[Data entries]
# # # # #
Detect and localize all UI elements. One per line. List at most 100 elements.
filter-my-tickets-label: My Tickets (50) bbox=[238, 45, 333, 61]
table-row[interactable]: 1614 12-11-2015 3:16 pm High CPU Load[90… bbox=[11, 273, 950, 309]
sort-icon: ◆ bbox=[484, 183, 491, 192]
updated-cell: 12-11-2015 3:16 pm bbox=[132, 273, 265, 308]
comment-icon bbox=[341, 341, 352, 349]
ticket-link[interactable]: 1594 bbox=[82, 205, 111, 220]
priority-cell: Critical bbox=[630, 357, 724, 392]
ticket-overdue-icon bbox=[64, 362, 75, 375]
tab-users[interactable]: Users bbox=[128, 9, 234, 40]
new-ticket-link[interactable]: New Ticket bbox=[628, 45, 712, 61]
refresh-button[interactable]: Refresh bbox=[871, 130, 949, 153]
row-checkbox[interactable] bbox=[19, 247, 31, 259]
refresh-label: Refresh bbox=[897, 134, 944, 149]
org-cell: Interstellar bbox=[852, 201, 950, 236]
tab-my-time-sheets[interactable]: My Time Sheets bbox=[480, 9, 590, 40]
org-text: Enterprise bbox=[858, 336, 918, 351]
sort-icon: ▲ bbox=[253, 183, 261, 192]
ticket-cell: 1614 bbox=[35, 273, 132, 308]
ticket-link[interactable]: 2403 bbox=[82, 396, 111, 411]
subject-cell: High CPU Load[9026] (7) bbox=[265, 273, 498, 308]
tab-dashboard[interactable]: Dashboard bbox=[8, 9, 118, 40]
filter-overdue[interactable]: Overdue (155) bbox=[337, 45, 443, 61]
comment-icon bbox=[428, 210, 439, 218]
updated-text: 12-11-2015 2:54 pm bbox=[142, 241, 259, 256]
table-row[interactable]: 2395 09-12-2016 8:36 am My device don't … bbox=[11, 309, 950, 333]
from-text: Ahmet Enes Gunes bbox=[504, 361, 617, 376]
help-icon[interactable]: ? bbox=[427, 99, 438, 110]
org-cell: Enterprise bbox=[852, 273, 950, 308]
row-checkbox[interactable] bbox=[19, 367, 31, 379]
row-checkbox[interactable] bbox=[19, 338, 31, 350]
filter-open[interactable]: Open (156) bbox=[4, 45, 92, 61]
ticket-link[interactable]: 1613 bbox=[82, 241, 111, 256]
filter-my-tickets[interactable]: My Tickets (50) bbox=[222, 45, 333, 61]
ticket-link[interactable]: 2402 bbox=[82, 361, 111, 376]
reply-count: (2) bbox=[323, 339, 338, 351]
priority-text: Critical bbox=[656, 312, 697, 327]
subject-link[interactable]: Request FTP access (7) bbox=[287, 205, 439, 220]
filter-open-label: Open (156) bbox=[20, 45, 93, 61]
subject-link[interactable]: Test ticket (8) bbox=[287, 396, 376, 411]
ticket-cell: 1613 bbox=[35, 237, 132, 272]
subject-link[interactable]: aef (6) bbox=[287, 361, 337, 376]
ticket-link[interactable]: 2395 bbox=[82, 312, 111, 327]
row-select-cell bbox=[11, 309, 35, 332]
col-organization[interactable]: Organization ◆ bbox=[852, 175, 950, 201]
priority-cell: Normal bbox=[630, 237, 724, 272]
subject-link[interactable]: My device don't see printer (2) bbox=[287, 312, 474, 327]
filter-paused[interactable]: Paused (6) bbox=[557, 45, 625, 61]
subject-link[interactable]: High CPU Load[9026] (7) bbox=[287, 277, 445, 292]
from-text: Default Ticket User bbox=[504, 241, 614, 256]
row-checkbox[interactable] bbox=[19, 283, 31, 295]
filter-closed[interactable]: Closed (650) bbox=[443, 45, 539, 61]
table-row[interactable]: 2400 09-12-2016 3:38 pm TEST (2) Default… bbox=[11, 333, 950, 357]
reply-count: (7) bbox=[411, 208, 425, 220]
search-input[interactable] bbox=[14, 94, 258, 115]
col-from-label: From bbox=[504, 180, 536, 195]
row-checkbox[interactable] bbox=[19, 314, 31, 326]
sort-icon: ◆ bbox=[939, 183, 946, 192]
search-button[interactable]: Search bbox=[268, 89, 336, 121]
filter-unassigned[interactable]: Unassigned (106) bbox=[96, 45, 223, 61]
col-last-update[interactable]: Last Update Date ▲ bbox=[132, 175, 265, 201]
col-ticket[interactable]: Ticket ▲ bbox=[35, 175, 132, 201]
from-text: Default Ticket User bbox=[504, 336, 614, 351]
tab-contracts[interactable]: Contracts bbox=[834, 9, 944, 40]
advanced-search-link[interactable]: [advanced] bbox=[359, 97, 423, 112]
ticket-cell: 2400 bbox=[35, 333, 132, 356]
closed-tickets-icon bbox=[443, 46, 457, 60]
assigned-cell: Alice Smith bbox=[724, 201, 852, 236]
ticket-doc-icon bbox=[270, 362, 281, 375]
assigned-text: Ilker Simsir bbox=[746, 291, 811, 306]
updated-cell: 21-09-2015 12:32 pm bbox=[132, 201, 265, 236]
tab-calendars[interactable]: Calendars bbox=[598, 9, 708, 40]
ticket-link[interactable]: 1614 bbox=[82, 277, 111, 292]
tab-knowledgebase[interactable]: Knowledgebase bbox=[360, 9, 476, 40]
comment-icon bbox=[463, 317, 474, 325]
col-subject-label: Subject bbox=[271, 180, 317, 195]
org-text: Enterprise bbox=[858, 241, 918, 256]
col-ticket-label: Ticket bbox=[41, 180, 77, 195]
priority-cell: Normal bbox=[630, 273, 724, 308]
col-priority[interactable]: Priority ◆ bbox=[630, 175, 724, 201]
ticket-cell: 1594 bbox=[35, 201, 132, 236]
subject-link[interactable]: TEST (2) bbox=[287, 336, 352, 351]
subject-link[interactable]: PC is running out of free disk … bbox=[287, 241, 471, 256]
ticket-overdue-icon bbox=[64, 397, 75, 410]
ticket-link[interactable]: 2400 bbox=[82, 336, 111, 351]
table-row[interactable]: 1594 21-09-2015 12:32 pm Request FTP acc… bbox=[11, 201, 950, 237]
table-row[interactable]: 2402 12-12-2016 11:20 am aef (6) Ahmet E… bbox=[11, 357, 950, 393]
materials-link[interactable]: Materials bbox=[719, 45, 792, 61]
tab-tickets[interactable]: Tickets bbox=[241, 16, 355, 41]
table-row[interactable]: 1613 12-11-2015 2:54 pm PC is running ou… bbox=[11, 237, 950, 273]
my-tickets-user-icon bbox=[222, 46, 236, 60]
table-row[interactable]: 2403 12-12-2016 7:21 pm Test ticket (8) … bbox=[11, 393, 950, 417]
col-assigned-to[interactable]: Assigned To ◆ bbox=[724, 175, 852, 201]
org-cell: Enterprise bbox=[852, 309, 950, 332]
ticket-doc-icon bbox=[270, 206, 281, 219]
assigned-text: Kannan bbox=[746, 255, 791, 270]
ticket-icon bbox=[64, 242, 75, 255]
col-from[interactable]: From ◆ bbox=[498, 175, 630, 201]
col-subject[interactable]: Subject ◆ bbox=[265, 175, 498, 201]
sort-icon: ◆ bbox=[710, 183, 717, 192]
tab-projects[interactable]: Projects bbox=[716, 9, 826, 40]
# # # # #
WHAT THE TASK ASKS:
Transcribe every line of the data above verbatim, keeping each line in its original order.

SOLUTION FOR THIS EXERCISE:
Detect and localize all UI elements. One per line. List at most 100 elements.
filter-my-tickets-label: My Tickets (50) bbox=[238, 45, 333, 61]
table-row[interactable]: 1614 12-11-2015 3:16 pm High CPU Load[90… bbox=[11, 273, 950, 309]
sort-icon: ◆ bbox=[484, 183, 491, 192]
updated-cell: 12-11-2015 3:16 pm bbox=[132, 273, 265, 308]
comment-icon bbox=[341, 341, 352, 349]
ticket-link[interactable]: 1594 bbox=[82, 205, 111, 220]
priority-cell: Critical bbox=[630, 357, 724, 392]
ticket-overdue-icon bbox=[64, 362, 75, 375]
tab-users[interactable]: Users bbox=[128, 9, 234, 40]
new-ticket-link[interactable]: New Ticket bbox=[628, 45, 712, 61]
refresh-button[interactable]: Refresh bbox=[871, 130, 949, 153]
row-checkbox[interactable] bbox=[19, 247, 31, 259]
refresh-label: Refresh bbox=[897, 134, 944, 149]
org-cell: Interstellar bbox=[852, 201, 950, 236]
tab-my-time-sheets[interactable]: My Time Sheets bbox=[480, 9, 590, 40]
org-text: Enterprise bbox=[858, 336, 918, 351]
sort-icon: ▲ bbox=[253, 183, 261, 192]
ticket-cell: 1614 bbox=[35, 273, 132, 308]
ticket-link[interactable]: 2403 bbox=[82, 396, 111, 411]
subject-cell: High CPU Load[9026] (7) bbox=[265, 273, 498, 308]
tab-dashboard[interactable]: Dashboard bbox=[8, 9, 118, 40]
filter-overdue[interactable]: Overdue (155) bbox=[337, 45, 443, 61]
comment-icon bbox=[428, 210, 439, 218]
updated-text: 12-11-2015 2:54 pm bbox=[142, 241, 259, 256]
table-row[interactable]: 2395 09-12-2016 8:36 am My device don't … bbox=[11, 309, 950, 333]
from-text: Ahmet Enes Gunes bbox=[504, 361, 617, 376]
help-icon[interactable]: ? bbox=[427, 99, 438, 110]
org-cell: Enterprise bbox=[852, 273, 950, 308]
row-checkbox[interactable] bbox=[19, 367, 31, 379]
row-checkbox[interactable] bbox=[19, 338, 31, 350]
filter-open[interactable]: Open (156) bbox=[4, 45, 92, 61]
ticket-link[interactable]: 1613 bbox=[82, 241, 111, 256]
filter-my-tickets[interactable]: My Tickets (50) bbox=[222, 45, 333, 61]
ticket-link[interactable]: 2402 bbox=[82, 361, 111, 376]
reply-count: (2) bbox=[323, 339, 338, 351]
priority-text: Critical bbox=[656, 312, 697, 327]
subject-link[interactable]: Request FTP access (7) bbox=[287, 205, 439, 220]
filter-open-label: Open (156) bbox=[20, 45, 93, 61]
subject-link[interactable]: Test ticket (8) bbox=[287, 396, 376, 411]
ticket-cell: 1613 bbox=[35, 237, 132, 272]
subject-link[interactable]: aef (6) bbox=[287, 361, 337, 376]
ticket-link[interactable]: 2395 bbox=[82, 312, 111, 327]
row-select-cell bbox=[11, 309, 35, 332]
col-organization[interactable]: Organization ◆ bbox=[852, 175, 950, 201]
priority-cell: Normal bbox=[630, 237, 724, 272]
subject-link[interactable]: My device don't see printer (2) bbox=[287, 312, 474, 327]
filter-paused[interactable]: Paused (6) bbox=[557, 45, 625, 61]
subject-link[interactable]: High CPU Load[9026] (7) bbox=[287, 277, 445, 292]
from-text: Default Ticket User bbox=[504, 241, 614, 256]
row-checkbox[interactable] bbox=[19, 283, 31, 295]
filter-closed[interactable]: Closed (650) bbox=[443, 45, 539, 61]
table-row[interactable]: 2400 09-12-2016 3:38 pm TEST (2) Default… bbox=[11, 333, 950, 357]
reply-count: (7) bbox=[411, 208, 425, 220]
search-input[interactable] bbox=[14, 94, 258, 115]
col-from-label: From bbox=[504, 180, 536, 195]
row-checkbox[interactable] bbox=[19, 314, 31, 326]
sort-icon: ◆ bbox=[939, 183, 946, 192]
search-button[interactable]: Search bbox=[268, 89, 336, 121]
filter-unassigned[interactable]: Unassigned (106) bbox=[96, 45, 223, 61]
col-last-update[interactable]: Last Update Date ▲ bbox=[132, 175, 265, 201]
col-ticket[interactable]: Ticket ▲ bbox=[35, 175, 132, 201]
from-text: Default Ticket User bbox=[504, 336, 614, 351]
tab-contracts[interactable]: Contracts bbox=[834, 9, 944, 40]
advanced-search-link[interactable]: [advanced] bbox=[359, 97, 423, 112]
ticket-cell: 2400 bbox=[35, 333, 132, 356]
closed-tickets-icon bbox=[443, 46, 457, 60]
assigned-cell: Alice Smith bbox=[724, 201, 852, 236]
ticket-doc-icon bbox=[270, 362, 281, 375]
assigned-text: Ilker Simsir bbox=[746, 291, 811, 306]
updated-cell: 21-09-2015 12:32 pm bbox=[132, 201, 265, 236]
tab-calendars[interactable]: Calendars bbox=[598, 9, 708, 40]
ticket-link[interactable]: 1614 bbox=[82, 277, 111, 292]
tab-knowledgebase[interactable]: Knowledgebase bbox=[360, 9, 476, 40]
comment-icon bbox=[463, 317, 474, 325]
col-subject-label: Subject bbox=[271, 180, 317, 195]
org-text: Enterprise bbox=[858, 241, 918, 256]
col-ticket-label: Ticket bbox=[41, 180, 77, 195]
priority-cell: Normal bbox=[630, 273, 724, 308]
col-priority[interactable]: Priority ◆ bbox=[630, 175, 724, 201]
ticket-cell: 1594 bbox=[35, 201, 132, 236]
subject-link[interactable]: TEST (2) bbox=[287, 336, 352, 351]
subject-link[interactable]: PC is running out of free disk … bbox=[287, 241, 471, 256]
ticket-overdue-icon bbox=[64, 397, 75, 410]
ticket-link[interactable]: 2400 bbox=[82, 336, 111, 351]
table-row[interactable]: 1594 21-09-2015 12:32 pm Request FTP acc… bbox=[11, 201, 950, 237]
table-row[interactable]: 2402 12-12-2016 11:20 am aef (6) Ahmet E… bbox=[11, 357, 950, 393]
materials-link[interactable]: Materials bbox=[719, 45, 792, 61]
tab-tickets[interactable]: Tickets bbox=[241, 16, 355, 41]
table-row[interactable]: 1613 12-11-2015 2:54 pm PC is running ou… bbox=[11, 237, 950, 273]
my-tickets-user-icon bbox=[222, 46, 236, 60]
table-row[interactable]: 2403 12-12-2016 7:21 pm Test ticket (8) … bbox=[11, 393, 950, 417]
col-assigned-to[interactable]: Assigned To ◆ bbox=[724, 175, 852, 201]
org-cell: Enterprise bbox=[852, 309, 950, 332]
ticket-doc-icon bbox=[270, 206, 281, 219]
assigned-text: Kannan bbox=[746, 255, 791, 270]
ticket-icon bbox=[64, 242, 75, 255]
col-from[interactable]: From ◆ bbox=[498, 175, 630, 201]
col-subject[interactable]: Subject ◆ bbox=[265, 175, 498, 201]
sort-icon: ◆ bbox=[710, 183, 717, 192]
tab-projects[interactable]: Projects bbox=[716, 9, 826, 40]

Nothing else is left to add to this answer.